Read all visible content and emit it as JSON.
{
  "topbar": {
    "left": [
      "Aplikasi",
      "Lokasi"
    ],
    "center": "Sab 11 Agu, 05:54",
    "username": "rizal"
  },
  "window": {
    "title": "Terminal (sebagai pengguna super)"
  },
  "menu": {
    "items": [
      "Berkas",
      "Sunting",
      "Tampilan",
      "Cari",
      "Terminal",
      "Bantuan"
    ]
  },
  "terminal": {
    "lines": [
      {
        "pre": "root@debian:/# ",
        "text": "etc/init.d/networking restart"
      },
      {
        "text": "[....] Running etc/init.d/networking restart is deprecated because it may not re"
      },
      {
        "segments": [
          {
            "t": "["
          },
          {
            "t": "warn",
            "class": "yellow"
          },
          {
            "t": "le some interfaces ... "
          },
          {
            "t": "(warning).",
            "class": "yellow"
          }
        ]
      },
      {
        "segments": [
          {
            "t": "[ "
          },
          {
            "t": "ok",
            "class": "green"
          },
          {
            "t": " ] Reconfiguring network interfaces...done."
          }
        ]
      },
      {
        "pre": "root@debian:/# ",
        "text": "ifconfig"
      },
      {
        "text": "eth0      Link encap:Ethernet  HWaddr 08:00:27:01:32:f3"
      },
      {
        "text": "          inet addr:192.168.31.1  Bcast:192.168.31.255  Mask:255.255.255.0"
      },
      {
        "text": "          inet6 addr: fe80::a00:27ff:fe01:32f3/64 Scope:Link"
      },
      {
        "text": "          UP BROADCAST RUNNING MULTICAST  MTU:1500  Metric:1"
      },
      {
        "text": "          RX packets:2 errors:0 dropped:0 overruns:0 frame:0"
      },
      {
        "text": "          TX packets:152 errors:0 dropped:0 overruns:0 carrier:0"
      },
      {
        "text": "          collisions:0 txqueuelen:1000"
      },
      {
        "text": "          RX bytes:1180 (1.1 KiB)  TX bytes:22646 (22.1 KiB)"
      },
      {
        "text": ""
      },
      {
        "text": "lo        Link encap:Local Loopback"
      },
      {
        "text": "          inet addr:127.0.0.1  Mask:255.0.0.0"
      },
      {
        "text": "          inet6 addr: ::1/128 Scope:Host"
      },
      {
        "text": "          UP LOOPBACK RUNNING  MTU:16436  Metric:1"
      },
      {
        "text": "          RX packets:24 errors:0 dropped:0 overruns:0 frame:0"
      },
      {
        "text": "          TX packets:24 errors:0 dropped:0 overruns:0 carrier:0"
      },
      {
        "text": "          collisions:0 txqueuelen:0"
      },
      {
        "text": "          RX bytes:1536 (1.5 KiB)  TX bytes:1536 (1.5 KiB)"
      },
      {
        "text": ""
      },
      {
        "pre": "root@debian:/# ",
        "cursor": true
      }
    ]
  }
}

#####

→ **Stated exercise**
Type out all of the material again, word for word.

→ **Worked answer**
Read all visible content and emit it as JSON.
{
  "topbar": {
    "left": [
      "Aplikasi",
      "Lokasi"
    ],
    "center": "Sab 11 Agu, 05:54",
    "username": "rizal"
  },
  "window": {
    "title": "Terminal (sebagai pengguna super)"
  },
  "menu": {
    "items": [
      "Berkas",
      "Sunting",
      "Tampilan",
      "Cari",
      "Terminal",
      "Bantuan"
    ]
  },
  "terminal": {
    "lines": [
      {
        "pre": "root@debian:/# ",
        "text": "etc/init.d/networking restart"
      },
      {
        "text": "[....] Running etc/init.d/networking restart is deprecated because it may not re"
      },
      {
        "segments": [
          {
            "t": "["
          },
          {
            "t": "warn",
            "class": "yellow"
          },
          {
            "t": "le some interfaces ... "
          },
          {
            "t": "(warning).",
            "class": "yellow"
          }
        ]
      },
      {
        "segments": [
          {
            "t": "[ "
          },
          {
            "t": "ok",
            "class": "green"
          },
          {
            "t": " ] Reconfiguring network interfaces...done."
          }
        ]
      },
      {
        "pre": "root@debian:/# ",
        "text": "ifconfig"
      },
      {
        "text": "eth0      Link encap:Ethernet  HWaddr 08:00:27:01:32:f3"
      },
      {
        "text": "          inet addr:192.168.31.1  Bcast:192.168.31.255  Mask:255.255.255.0"
      },
      {
        "text": "          inet6 addr: fe80::a00:27ff:fe01:32f3/64 Scope:Link"
      },
      {
        "text": "          UP BROADCAST RUNNING MULTICAST  MTU:1500  Metric:1"
      },
      {
        "text": "          RX packets:2 errors:0 dropped:0 overruns:0 frame:0"
      },
      {
        "text": "          TX packets:152 errors:0 dropped:0 overruns:0 carrier:0"
      },
      {
        "text": "          collisions:0 txqueuelen:1000"
      },
      {
        "text": "          RX bytes:1180 (1.1 KiB)  TX bytes:22646 (22.1 KiB)"
      },
      {
        "text": ""
      },
      {
        "text": "lo        Link encap:Local Loopback"
      },
      {
        "text": "          inet addr:127.0.0.1  Mask:255.0.0.0"
      },
      {
        "text": "          inet6 addr: ::1/128 Scope:Host"
      },
      {
        "text": "          UP LOOPBACK RUNNING  MTU:16436  Metric:1"
      },
      {
        "text": "          RX packets:24 errors:0 dropped:0 overruns:0 frame:0"
      },
      {
        "text": "          TX packets:24 errors:0 dropped:0 overruns:0 carrier:0"
      },
      {
        "text": "          collisions:0 txqueuelen:0"
      },
      {
        "text": "          RX bytes:1536 (1.5 KiB)  TX bytes:1536 (1.5 KiB)"
      },
      {
        "text": ""
      },
      {
        "pre": "root@debian:/# ",
        "cursor": true
      }
    ]
  }
}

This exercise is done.